++++ Dataset excerpts

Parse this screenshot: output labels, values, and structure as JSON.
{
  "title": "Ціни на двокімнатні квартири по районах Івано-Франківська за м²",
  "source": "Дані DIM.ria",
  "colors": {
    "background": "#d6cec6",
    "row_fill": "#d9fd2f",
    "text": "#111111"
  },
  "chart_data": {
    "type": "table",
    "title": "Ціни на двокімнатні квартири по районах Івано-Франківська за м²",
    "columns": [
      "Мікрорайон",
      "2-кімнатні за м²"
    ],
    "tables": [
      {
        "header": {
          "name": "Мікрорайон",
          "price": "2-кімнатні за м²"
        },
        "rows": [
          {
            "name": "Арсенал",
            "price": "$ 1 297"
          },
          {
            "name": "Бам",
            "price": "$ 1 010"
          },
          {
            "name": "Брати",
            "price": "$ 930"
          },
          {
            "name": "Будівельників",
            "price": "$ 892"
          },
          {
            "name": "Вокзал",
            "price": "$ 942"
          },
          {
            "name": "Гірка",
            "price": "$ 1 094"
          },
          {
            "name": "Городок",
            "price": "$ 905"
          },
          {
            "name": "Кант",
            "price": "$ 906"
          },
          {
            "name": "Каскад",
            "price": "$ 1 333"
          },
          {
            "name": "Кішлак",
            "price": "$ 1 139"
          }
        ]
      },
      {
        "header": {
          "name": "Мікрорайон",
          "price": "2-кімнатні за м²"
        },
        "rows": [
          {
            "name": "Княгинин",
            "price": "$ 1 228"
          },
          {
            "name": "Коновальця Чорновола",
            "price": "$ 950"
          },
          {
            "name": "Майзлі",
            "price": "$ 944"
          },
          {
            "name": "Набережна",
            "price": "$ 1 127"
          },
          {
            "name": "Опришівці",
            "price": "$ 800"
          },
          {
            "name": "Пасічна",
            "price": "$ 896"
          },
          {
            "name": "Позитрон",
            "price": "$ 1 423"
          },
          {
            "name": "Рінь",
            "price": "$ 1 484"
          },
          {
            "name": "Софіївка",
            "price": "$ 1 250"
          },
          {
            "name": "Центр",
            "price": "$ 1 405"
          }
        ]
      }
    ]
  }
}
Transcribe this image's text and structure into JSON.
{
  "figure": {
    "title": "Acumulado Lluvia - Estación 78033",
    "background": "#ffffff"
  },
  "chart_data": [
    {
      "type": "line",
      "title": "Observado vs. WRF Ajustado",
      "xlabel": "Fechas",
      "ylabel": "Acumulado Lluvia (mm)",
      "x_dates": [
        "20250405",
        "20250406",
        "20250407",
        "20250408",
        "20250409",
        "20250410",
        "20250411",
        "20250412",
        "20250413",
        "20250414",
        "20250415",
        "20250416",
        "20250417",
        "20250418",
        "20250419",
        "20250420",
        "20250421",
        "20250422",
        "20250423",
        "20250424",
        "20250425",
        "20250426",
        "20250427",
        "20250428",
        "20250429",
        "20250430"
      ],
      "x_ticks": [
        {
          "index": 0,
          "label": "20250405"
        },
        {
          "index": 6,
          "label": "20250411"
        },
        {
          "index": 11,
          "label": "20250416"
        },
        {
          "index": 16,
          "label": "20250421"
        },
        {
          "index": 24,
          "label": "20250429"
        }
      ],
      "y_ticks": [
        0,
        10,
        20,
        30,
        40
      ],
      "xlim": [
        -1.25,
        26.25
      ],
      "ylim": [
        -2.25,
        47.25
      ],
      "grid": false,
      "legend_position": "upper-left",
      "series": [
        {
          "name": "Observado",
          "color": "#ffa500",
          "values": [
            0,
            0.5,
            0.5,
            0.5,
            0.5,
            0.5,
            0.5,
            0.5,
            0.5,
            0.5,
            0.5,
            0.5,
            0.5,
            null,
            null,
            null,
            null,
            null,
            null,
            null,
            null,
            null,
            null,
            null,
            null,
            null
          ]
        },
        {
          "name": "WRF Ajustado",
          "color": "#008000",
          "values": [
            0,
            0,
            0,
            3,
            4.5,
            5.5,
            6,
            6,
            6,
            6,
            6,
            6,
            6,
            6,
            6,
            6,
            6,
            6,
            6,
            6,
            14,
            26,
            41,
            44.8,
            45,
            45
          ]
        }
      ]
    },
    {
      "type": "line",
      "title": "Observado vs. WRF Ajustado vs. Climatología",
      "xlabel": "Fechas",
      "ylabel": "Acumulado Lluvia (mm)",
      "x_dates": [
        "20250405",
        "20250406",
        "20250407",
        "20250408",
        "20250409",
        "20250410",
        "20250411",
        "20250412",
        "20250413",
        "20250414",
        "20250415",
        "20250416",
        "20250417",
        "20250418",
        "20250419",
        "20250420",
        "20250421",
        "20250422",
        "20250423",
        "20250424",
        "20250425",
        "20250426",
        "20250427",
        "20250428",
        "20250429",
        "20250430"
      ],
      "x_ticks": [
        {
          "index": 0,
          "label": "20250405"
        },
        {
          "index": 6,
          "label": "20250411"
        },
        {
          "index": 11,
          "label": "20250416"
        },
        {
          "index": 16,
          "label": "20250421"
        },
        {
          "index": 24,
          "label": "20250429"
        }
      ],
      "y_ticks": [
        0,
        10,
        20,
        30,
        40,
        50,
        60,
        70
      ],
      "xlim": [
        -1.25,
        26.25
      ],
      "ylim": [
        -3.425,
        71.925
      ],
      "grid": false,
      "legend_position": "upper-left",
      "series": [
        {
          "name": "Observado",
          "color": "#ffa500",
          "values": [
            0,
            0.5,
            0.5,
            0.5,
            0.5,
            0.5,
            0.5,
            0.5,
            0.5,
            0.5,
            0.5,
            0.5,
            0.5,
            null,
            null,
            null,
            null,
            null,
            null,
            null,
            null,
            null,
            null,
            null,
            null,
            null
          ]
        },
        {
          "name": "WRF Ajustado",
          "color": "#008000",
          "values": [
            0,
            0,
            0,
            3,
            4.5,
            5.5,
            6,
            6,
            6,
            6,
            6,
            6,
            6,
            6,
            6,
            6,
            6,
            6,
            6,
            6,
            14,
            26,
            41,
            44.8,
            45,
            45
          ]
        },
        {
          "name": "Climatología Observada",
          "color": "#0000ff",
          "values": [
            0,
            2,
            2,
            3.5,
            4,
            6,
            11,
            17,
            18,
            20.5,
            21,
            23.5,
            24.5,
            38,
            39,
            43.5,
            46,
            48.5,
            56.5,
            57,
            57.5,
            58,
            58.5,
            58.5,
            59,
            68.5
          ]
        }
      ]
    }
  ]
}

++++++++

Set problem —
Recopy all the lines exactly as they appear.

In response —
Parse this screenshot: output labels, values, and structure as JSON.
{
  "title": "Ціни на двокімнатні квартири по районах Івано-Франківська за м²",
  "source": "Дані DIM.ria",
  "colors": {
    "background": "#d6cec6",
    "row_fill": "#d9fd2f",
    "text": "#111111"
  },
  "chart_data": {
    "type": "table",
    "title": "Ціни на двокімнатні квартири по районах Івано-Франківська за м²",
    "columns": [
      "Мікрорайон",
      "2-кімнатні за м²"
    ],
    "tables": [
      {
        "header": {
          "name": "Мікрорайон",
          "price": "2-кімнатні за м²"
        },
        "rows": [
          {
            "name": "Арсенал",
            "price": "$ 1 297"
          },
          {
            "name": "Бам",
            "price": "$ 1 010"
          },
          {
            "name": "Брати",
            "price": "$ 930"
          },
          {
            "name": "Будівельників",
            "price": "$ 892"
          },
          {
            "name": "Вокзал",
            "price": "$ 942"
          },
          {
            "name": "Гірка",
            "price": "$ 1 094"
          },
          {
            "name": "Городок",
            "price": "$ 905"
          },
          {
            "name": "Кант",
            "price": "$ 906"
          },
          {
            "name": "Каскад",
            "price": "$ 1 333"
          },
          {
            "name": "Кішлак",
            "price": "$ 1 139"
          }
        ]
      },
      {
        "header": {
          "name": "Мікрорайон",
          "price": "2-кімнатні за м²"
        },
        "rows": [
          {
            "name": "Княгинин",
            "price": "$ 1 228"
          },
          {
            "name": "Коновальця Чорновола",
            "price": "$ 950"
          },
          {
            "name": "Майзлі",
            "price": "$ 944"
          },
          {
            "name": "Набережна",
            "price": "$ 1 127"
          },
          {
            "name": "Опришівці",
            "price": "$ 800"
          },
          {
            "name": "Пасічна",
            "price": "$ 896"
          },
          {
            "name": "Позитрон",
            "price": "$ 1 423"
          },
          {
            "name": "Рінь",
            "price": "$ 1 484"
          },
          {
            "name": "Софіївка",
            "price": "$ 1 250"
          },
          {
            "name": "Центр",
            "price": "$ 1 405"
          }
        ]
      }
    ]
  }
}
Transcribe this image's text and structure into JSON.
{
  "figure": {
    "title": "Acumulado Lluvia - Estación 78033",
    "background": "#ffffff"
  },
  "chart_data": [
    {
      "type": "line",
      "title": "Observado vs. WRF Ajustado",
      "xlabel": "Fechas",
      "ylabel": "Acumulado Lluvia (mm)",
      "x_dates": [
        "20250405",
        "20250406",
        "20250407",
        "20250408",
        "20250409",
        "20250410",
        "20250411",
        "20250412",
        "20250413",
        "20250414",
        "20250415",
        "20250416",
        "20250417",
        "20250418",
        "20250419",
        "20250420",
        "20250421",
        "20250422",
        "20250423",
        "20250424",
        "20250425",
        "20250426",
        "20250427",
        "20250428",
        "20250429",
        "20250430"
      ],
      "x_ticks": [
        {
          "index": 0,
          "label": "20250405"
        },
        {
          "index": 6,
          "label": "20250411"
        },
        {
          "index": 11,
          "label": "20250416"
        },
        {
          "index": 16,
          "label": "20250421"
        },
        {
          "index": 24,
          "label": "20250429"
        }
      ],
      "y_ticks": [
        0,
        10,
        20,
        30,
        40
      ],
      "xlim": [
        -1.25,
        26.25
      ],
      "ylim": [
        -2.25,
        47.25
      ],
      "grid": false,
      "legend_position": "upper-left",
      "series": [
        {
          "name": "Observado",
          "color": "#ffa500",
          "values": [
            0,
            0.5,
            0.5,
            0.5,
            0.5,
            0.5,
            0.5,
            0.5,
            0.5,
            0.5,
            0.5,
            0.5,
            0.5,
            null,
            null,
            null,
            null,
            null,
            null,
            null,
            null,
            null,
            null,
            null,
            null,
            null
          ]
        },
        {
          "name": "WRF Ajustado",
          "color": "#008000",
          "values": [
            0,
            0,
            0,
            3,
            4.5,
            5.5,
            6,
            6,
            6,
            6,
            6,
            6,
            6,
            6,
            6,
            6,
            6,
            6,
            6,
            6,
            14,
            26,
            41,
            44.8,
            45,
            45
          ]
        }
      ]
    },
    {
      "type": "line",
      "title": "Observado vs. WRF Ajustado vs. Climatología",
      "xlabel": "Fechas",
      "ylabel": "Acumulado Lluvia (mm)",
      "x_dates": [
        "20250405",
        "20250406",
        "20250407",
        "20250408",
        "20250409",
        "20250410",
        "20250411",
        "20250412",
        "20250413",
        "20250414",
        "20250415",
        "20250416",
        "20250417",
        "20250418",
        "20250419",
        "20250420",
        "20250421",
        "20250422",
        "20250423",
        "20250424",
        "20250425",
        "20250426",
        "20250427",
        "20250428",
        "20250429",
        "20250430"
      ],
      "x_ticks": [
        {
          "index": 0,
          "label": "20250405"
        },
        {
          "index": 6,
          "label": "20250411"
        },
        {
          "index": 11,
          "label": "20250416"
        },
        {
          "index": 16,
          "label": "20250421"
        },
        {
          "index": 24,
          "label": "20250429"
        }
      ],
      "y_ticks": [
        0,
        10,
        20,
        30,
        40,
        50,
        60,
        70
      ],
      "xlim": [
        -1.25,
        26.25
      ],
      "ylim": [
        -3.425,
        71.925
      ],
      "grid": false,
      "legend_position": "upper-left",
      "series": [
        {
          "name": "Observado",
          "color": "#ffa500",
          "values": [
            0,
            0.5,
            0.5,
            0.5,
            0.5,
            0.5,
            0.5,
            0.5,
            0.5,
            0.5,
            0.5,
            0.5,
            0.5,
            null,
            null,
            null,
            null,
            null,
            null,
            null,
            null,
            null,
            null,
            null,
            null,
            null
          ]
        },
        {
          "name": "WRF Ajustado",
          "color": "#008000",
          "values": [
            0,
            0,
            0,
            3,
            4.5,
            5.5,
            6,
            6,
            6,
            6,
            6,
            6,
            6,
            6,
            6,
            6,
            6,
            6,
            6,
            6,
            14,
            26,
            41,
            44.8,
            45,
            45
          ]
        },
        {
          "name": "Climatología Observada",
          "color": "#0000ff",
          "values": [
            0,
            2,
            2,
            3.5,
            4,
            6,
            11,
            17,
            18,
            20.5,
            21,
            23.5,
            24.5,
            38,
            39,
            43.5,
            46,
            48.5,
            56.5,
            57,
            57.5,
            58,
            58.5,
            58.5,
            59,
            68.5
          ]
        }
      ]
    }
  ]
}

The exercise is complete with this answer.